━━━ Data to process
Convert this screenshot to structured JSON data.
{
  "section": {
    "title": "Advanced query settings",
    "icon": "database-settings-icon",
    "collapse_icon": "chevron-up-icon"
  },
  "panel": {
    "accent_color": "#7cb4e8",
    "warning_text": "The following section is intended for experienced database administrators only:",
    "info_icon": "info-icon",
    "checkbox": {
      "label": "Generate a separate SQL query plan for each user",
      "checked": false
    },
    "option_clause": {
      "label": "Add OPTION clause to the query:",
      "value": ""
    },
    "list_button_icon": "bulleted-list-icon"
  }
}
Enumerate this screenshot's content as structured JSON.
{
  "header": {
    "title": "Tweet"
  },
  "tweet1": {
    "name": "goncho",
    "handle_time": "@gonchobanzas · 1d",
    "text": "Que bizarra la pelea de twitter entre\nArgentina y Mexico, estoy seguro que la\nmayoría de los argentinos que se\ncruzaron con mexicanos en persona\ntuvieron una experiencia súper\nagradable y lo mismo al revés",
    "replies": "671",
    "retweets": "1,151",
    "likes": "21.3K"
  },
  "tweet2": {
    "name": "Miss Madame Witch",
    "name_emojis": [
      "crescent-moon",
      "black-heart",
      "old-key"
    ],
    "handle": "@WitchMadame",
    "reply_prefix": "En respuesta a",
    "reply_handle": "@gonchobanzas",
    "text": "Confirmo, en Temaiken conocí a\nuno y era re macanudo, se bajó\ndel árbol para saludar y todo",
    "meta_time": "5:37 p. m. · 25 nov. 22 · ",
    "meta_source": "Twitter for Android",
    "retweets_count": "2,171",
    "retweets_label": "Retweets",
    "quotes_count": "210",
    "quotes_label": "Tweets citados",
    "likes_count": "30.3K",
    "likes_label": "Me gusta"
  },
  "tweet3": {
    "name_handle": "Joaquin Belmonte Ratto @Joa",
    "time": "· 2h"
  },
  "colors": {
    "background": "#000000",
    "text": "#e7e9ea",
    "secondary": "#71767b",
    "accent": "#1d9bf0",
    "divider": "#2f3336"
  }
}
━━━━━━
(Exercise brief): Write all of the records out again exactly.

(Problem solution):
Convert this screenshot to structured JSON data.
{
  "section": {
    "title": "Advanced query settings",
    "icon": "database-settings-icon",
    "collapse_icon": "chevron-up-icon"
  },
  "panel": {
    "accent_color": "#7cb4e8",
    "warning_text": "The following section is intended for experienced database administrators only:",
    "info_icon": "info-icon",
    "checkbox": {
      "label": "Generate a separate SQL query plan for each user",
      "checked": false
    },
    "option_clause": {
      "label": "Add OPTION clause to the query:",
      "value": ""
    },
    "list_button_icon": "bulleted-list-icon"
  }
}
Enumerate this screenshot's content as structured JSON.
{
  "header": {
    "title": "Tweet"
  },
  "tweet1": {
    "name": "goncho",
    "handle_time": "@gonchobanzas · 1d",
    "text": "Que bizarra la pelea de twitter entre\nArgentina y Mexico, estoy seguro que la\nmayoría de los argentinos que se\ncruzaron con mexicanos en persona\ntuvieron una experiencia súper\nagradable y lo mismo al revés",
    "replies": "671",
    "retweets": "1,151",
    "likes": "21.3K"
  },
  "tweet2": {
    "name": "Miss Madame Witch",
    "name_emojis": [
      "crescent-moon",
      "black-heart",
      "old-key"
    ],
    "handle": "@WitchMadame",
    "reply_prefix": "En respuesta a",
    "reply_handle": "@gonchobanzas",
    "text": "Confirmo, en Temaiken conocí a\nuno y era re macanudo, se bajó\ndel árbol para saludar y todo",
    "meta_time": "5:37 p. m. · 25 nov. 22 · ",
    "meta_source": "Twitter for Android",
    "retweets_count": "2,171",
    "retweets_label": "Retweets",
    "quotes_count": "210",
    "quotes_label": "Tweets citados",
    "likes_count": "30.3K",
    "likes_label": "Me gusta"
  },
  "tweet3": {
    "name_handle": "Joaquin Belmonte Ratto @Joa",
    "time": "· 2h"
  },
  "colors": {
    "background": "#000000",
    "text": "#e7e9ea",
    "secondary": "#71767b",
    "accent": "#1d9bf0",
    "divider": "#2f3336"
  }
}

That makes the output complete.